Stated problem = Print all entries word for word.

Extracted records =
+++
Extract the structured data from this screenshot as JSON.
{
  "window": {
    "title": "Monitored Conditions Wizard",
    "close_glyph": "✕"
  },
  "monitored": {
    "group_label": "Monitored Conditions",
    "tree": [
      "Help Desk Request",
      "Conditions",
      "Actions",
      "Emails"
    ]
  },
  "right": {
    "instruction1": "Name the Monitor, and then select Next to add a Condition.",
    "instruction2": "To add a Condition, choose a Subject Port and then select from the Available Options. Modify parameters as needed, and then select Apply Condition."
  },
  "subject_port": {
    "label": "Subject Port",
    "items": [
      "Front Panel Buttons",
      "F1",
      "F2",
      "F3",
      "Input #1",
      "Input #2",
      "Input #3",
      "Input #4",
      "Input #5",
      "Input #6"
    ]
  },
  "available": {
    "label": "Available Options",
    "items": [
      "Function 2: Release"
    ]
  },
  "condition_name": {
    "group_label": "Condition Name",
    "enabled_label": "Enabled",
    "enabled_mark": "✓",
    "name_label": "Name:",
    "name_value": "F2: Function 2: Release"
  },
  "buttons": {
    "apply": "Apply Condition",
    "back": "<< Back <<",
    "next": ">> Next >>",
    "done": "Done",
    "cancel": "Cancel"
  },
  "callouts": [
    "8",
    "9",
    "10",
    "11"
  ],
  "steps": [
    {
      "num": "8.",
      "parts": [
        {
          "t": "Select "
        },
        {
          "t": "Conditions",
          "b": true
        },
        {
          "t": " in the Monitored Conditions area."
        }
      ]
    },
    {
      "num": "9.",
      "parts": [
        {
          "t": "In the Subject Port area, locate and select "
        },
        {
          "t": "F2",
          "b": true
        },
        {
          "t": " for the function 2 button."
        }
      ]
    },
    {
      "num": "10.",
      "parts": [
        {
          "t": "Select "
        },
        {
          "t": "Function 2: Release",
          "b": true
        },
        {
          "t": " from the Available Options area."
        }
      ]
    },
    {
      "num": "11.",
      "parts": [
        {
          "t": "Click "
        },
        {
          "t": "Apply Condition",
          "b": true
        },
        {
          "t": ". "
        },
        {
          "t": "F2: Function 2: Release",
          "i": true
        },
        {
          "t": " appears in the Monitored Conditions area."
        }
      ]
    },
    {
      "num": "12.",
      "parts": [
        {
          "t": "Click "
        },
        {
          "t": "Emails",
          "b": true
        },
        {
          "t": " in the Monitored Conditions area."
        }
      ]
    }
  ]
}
+++
Output below =
Extract the structured data from this screenshot as JSON.
{
  "window": {
    "title": "Monitored Conditions Wizard",
    "close_glyph": "✕"
  },
  "monitored": {
    "group_label": "Monitored Conditions",
    "tree": [
      "Help Desk Request",
      "Conditions",
      "Actions",
      "Emails"
    ]
  },
  "right": {
    "instruction1": "Name the Monitor, and then select Next to add a Condition.",
    "instruction2": "To add a Condition, choose a Subject Port and then select from the Available Options. Modify parameters as needed, and then select Apply Condition."
  },
  "subject_port": {
    "label": "Subject Port",
    "items": [
      "Front Panel Buttons",
      "F1",
      "F2",
      "F3",
      "Input #1",
      "Input #2",
      "Input #3",
      "Input #4",
      "Input #5",
      "Input #6"
    ]
  },
  "available": {
    "label": "Available Options",
    "items": [
      "Function 2: Release"
    ]
  },
  "condition_name": {
    "group_label": "Condition Name",
    "enabled_label": "Enabled",
    "enabled_mark": "✓",
    "name_label": "Name:",
    "name_value": "F2: Function 2: Release"
  },
  "buttons": {
    "apply": "Apply Condition",
    "back": "<< Back <<",
    "next": ">> Next >>",
    "done": "Done",
    "cancel": "Cancel"
  },
  "callouts": [
    "8",
    "9",
    "10",
    "11"
  ],
  "steps": [
    {
      "num": "8.",
      "parts": [
        {
          "t": "Select "
        },
        {
          "t": "Conditions",
          "b": true
        },
        {
          "t": " in the Monitored Conditions area."
        }
      ]
    },
    {
      "num": "9.",
      "parts": [
        {
          "t": "In the Subject Port area, locate and select "
        },
        {
          "t": "F2",
          "b": true
        },
        {
          "t": " for the function 2 button."
        }
      ]
    },
    {
      "num": "10.",
      "parts": [
        {
          "t": "Select "
        },
        {
          "t": "Function 2: Release",
          "b": true
        },
        {
          "t": " from the Available Options area."
        }
      ]
    },
    {
      "num": "11.",
      "parts": [
        {
          "t": "Click "
        },
        {
          "t": "Apply Condition",
          "b": true
        },
        {
          "t": ". "
        },
        {
          "t": "F2: Function 2: Release",
          "i": true
        },
        {
          "t": " appears in the Monitored Conditions area."
        }
      ]
    },
    {
      "num": "12.",
      "parts": [
        {
          "t": "Click "
        },
        {
          "t": "Emails",
          "b": true
        },
        {
          "t": " in the Monitored Conditions area."
        }
      ]
    }
  ]
}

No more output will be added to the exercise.